▶ **EXERCISE**
Repeat each line exactly, leaving nothing out.

* start DATA EXTRACT *

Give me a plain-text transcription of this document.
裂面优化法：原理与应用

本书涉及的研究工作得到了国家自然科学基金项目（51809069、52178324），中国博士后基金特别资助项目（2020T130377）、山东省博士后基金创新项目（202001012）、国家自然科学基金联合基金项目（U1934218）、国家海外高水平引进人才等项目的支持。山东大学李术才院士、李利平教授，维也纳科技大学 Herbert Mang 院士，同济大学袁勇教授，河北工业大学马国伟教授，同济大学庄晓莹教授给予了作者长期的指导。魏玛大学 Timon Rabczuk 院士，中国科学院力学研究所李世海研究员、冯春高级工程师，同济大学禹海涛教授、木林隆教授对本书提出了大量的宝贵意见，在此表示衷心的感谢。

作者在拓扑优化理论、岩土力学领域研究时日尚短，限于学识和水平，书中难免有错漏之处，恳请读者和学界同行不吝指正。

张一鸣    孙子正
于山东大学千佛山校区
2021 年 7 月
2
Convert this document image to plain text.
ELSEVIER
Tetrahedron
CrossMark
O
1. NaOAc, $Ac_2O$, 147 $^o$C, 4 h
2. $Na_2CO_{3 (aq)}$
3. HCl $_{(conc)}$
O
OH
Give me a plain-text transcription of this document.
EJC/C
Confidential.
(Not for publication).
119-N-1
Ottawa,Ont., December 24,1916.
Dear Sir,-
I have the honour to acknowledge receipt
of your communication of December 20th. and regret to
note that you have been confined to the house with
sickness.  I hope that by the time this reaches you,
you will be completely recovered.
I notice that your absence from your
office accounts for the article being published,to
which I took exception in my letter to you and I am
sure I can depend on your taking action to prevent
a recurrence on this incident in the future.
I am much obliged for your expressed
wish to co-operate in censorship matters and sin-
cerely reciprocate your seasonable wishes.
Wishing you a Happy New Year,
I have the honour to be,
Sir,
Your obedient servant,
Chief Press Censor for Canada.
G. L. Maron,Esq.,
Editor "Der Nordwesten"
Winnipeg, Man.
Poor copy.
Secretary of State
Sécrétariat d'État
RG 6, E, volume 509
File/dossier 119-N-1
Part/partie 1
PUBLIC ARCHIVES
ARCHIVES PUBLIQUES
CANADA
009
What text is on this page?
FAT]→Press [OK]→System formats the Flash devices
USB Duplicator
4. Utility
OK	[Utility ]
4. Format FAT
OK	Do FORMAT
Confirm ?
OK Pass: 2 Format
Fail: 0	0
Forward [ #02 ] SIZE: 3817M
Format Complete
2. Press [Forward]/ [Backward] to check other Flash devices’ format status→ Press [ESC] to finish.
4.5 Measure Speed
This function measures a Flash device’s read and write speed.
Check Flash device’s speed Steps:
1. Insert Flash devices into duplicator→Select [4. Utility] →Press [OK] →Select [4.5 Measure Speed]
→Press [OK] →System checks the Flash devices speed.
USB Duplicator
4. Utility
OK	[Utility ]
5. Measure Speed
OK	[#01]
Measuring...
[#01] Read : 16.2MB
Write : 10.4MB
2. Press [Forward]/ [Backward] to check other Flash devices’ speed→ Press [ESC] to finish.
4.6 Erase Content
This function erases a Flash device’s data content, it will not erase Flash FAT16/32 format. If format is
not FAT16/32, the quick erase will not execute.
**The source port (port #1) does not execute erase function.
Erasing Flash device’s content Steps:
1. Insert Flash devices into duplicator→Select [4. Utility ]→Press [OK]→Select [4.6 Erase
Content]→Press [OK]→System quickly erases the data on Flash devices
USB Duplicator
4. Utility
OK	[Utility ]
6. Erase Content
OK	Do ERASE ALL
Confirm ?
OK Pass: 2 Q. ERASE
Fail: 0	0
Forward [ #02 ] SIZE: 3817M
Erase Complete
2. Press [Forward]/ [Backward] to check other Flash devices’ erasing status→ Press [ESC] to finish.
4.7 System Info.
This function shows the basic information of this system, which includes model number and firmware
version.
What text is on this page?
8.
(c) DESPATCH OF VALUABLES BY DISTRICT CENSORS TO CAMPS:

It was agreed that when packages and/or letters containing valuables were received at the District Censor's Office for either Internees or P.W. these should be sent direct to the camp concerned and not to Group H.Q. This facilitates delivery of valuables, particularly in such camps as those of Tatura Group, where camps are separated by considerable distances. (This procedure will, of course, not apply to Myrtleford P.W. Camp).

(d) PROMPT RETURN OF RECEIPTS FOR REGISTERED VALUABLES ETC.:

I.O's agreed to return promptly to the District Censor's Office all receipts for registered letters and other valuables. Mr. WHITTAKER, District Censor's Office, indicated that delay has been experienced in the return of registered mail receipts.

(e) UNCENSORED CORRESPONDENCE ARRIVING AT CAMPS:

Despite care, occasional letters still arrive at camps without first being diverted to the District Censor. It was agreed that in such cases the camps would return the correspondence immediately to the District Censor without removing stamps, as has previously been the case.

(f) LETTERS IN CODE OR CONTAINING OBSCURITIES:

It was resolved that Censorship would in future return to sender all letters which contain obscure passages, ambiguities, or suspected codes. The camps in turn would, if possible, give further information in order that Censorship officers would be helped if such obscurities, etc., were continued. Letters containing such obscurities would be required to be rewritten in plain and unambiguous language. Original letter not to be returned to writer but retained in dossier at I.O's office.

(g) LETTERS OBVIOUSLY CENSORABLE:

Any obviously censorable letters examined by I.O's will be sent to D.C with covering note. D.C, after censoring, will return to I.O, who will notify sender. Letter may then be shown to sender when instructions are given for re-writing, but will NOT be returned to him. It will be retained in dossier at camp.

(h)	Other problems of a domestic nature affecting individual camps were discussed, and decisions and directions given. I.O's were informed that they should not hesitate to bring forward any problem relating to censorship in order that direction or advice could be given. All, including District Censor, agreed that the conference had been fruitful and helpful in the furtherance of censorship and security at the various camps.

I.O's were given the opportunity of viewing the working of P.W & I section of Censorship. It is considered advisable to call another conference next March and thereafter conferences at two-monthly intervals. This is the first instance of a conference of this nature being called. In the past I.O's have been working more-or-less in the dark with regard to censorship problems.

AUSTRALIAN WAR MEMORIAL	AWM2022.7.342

* end DATA EXTRACT *

▶ **ANSWER TO THE EXERCISE**
Give me a plain-text transcription of this document.
裂面优化法：原理与应用

本书涉及的研究工作得到了国家自然科学基金项目（51809069、52178324），中国博士后基金特别资助项目（2020T130377）、山东省博士后基金创新项目（202001012）、国家自然科学基金联合基金项目（U1934218）、国家海外高水平引进人才等项目的支持。山东大学李术才院士、李利平教授，维也纳科技大学 Herbert Mang 院士，同济大学袁勇教授，河北工业大学马国伟教授，同济大学庄晓莹教授给予了作者长期的指导。魏玛大学 Timon Rabczuk 院士，中国科学院力学研究所李世海研究员、冯春高级工程师，同济大学禹海涛教授、木林隆教授对本书提出了大量的宝贵意见，在此表示衷心的感谢。

作者在拓扑优化理论、岩土力学领域研究时日尚短，限于学识和水平，书中难免有错漏之处，恳请读者和学界同行不吝指正。

张一鸣    孙子正
于山东大学千佛山校区
2021 年 7 月
2
Convert this document image to plain text.
ELSEVIER
Tetrahedron
CrossMark
O
1. NaOAc, $Ac_2O$, 147 $^o$C, 4 h
2. $Na_2CO_{3 (aq)}$
3. HCl $_{(conc)}$
O
OH
Give me a plain-text transcription of this document.
EJC/C
Confidential.
(Not for publication).
119-N-1
Ottawa,Ont., December 24,1916.
Dear Sir,-
I have the honour to acknowledge receipt
of your communication of December 20th. and regret to
note that you have been confined to the house with
sickness.  I hope that by the time this reaches you,
you will be completely recovered.
I notice that your absence from your
office accounts for the article being published,to
which I took exception in my letter to you and I am
sure I can depend on your taking action to prevent
a recurrence on this incident in the future.
I am much obliged for your expressed
wish to co-operate in censorship matters and sin-
cerely reciprocate your seasonable wishes.
Wishing you a Happy New Year,
I have the honour to be,
Sir,
Your obedient servant,
Chief Press Censor for Canada.
G. L. Maron,Esq.,
Editor "Der Nordwesten"
Winnipeg, Man.
Poor copy.
Secretary of State
Sécrétariat d'État
RG 6, E, volume 509
File/dossier 119-N-1
Part/partie 1
PUBLIC ARCHIVES
ARCHIVES PUBLIQUES
CANADA
009
What text is on this page?
FAT]→Press [OK]→System formats the Flash devices
USB Duplicator
4. Utility
OK	[Utility ]
4. Format FAT
OK	Do FORMAT
Confirm ?
OK Pass: 2 Format
Fail: 0	0
Forward [ #02 ] SIZE: 3817M
Format Complete
2. Press [Forward]/ [Backward] to check other Flash devices’ format status→ Press [ESC] to finish.
4.5 Measure Speed
This function measures a Flash device’s read and write speed.
Check Flash device’s speed Steps:
1. Insert Flash devices into duplicator→Select [4. Utility] →Press [OK] →Select [4.5 Measure Speed]
→Press [OK] →System checks the Flash devices speed.
USB Duplicator
4. Utility
OK	[Utility ]
5. Measure Speed
OK	[#01]
Measuring...
[#01] Read : 16.2MB
Write : 10.4MB
2. Press [Forward]/ [Backward] to check other Flash devices’ speed→ Press [ESC] to finish.
4.6 Erase Content
This function erases a Flash device’s data content, it will not erase Flash FAT16/32 format. If format is
not FAT16/32, the quick erase will not execute.
**The source port (port #1) does not execute erase function.
Erasing Flash device’s content Steps:
1. Insert Flash devices into duplicator→Select [4. Utility ]→Press [OK]→Select [4.6 Erase
Content]→Press [OK]→System quickly erases the data on Flash devices
USB Duplicator
4. Utility
OK	[Utility ]
6. Erase Content
OK	Do ERASE ALL
Confirm ?
OK Pass: 2 Q. ERASE
Fail: 0	0
Forward [ #02 ] SIZE: 3817M
Erase Complete
2. Press [Forward]/ [Backward] to check other Flash devices’ erasing status→ Press [ESC] to finish.
4.7 System Info.
This function shows the basic information of this system, which includes model number and firmware
version.
What text is on this page?
8.
(c) DESPATCH OF VALUABLES BY DISTRICT CENSORS TO CAMPS:

It was agreed that when packages and/or letters containing valuables were received at the District Censor's Office for either Internees or P.W. these should be sent direct to the camp concerned and not to Group H.Q. This facilitates delivery of valuables, particularly in such camps as those of Tatura Group, where camps are separated by considerable distances. (This procedure will, of course, not apply to Myrtleford P.W. Camp).

(d) PROMPT RETURN OF RECEIPTS FOR REGISTERED VALUABLES ETC.:

I.O's agreed to return promptly to the District Censor's Office all receipts for registered letters and other valuables. Mr. WHITTAKER, District Censor's Office, indicated that delay has been experienced in the return of registered mail receipts.

(e) UNCENSORED CORRESPONDENCE ARRIVING AT CAMPS:

Despite care, occasional letters still arrive at camps without first being diverted to the District Censor. It was agreed that in such cases the camps would return the correspondence immediately to the District Censor without removing stamps, as has previously been the case.

(f) LETTERS IN CODE OR CONTAINING OBSCURITIES:

It was resolved that Censorship would in future return to sender all letters which contain obscure passages, ambiguities, or suspected codes. The camps in turn would, if possible, give further information in order that Censorship officers would be helped if such obscurities, etc., were continued. Letters containing such obscurities would be required to be rewritten in plain and unambiguous language. Original letter not to be returned to writer but retained in dossier at I.O's office.

(g) LETTERS OBVIOUSLY CENSORABLE:

Any obviously censorable letters examined by I.O's will be sent to D.C with covering note. D.C, after censoring, will return to I.O, who will notify sender. Letter may then be shown to sender when instructions are given for re-writing, but will NOT be returned to him. It will be retained in dossier at camp.

(h)	Other problems of a domestic nature affecting individual camps were discussed, and decisions and directions given. I.O's were informed that they should not hesitate to bring forward any problem relating to censorship in order that direction or advice could be given. All, including District Censor, agreed that the conference had been fruitful and helpful in the furtherance of censorship and security at the various camps.

I.O's were given the opportunity of viewing the working of P.W & I section of Censorship. It is considered advisable to call another conference next March and thereafter conferences at two-monthly intervals. This is the first instance of a conference of this nature being called. In the past I.O's have been working more-or-less in the dark with regard to censorship problems.

AUSTRALIAN WAR MEMORIAL	AWM2022.7.342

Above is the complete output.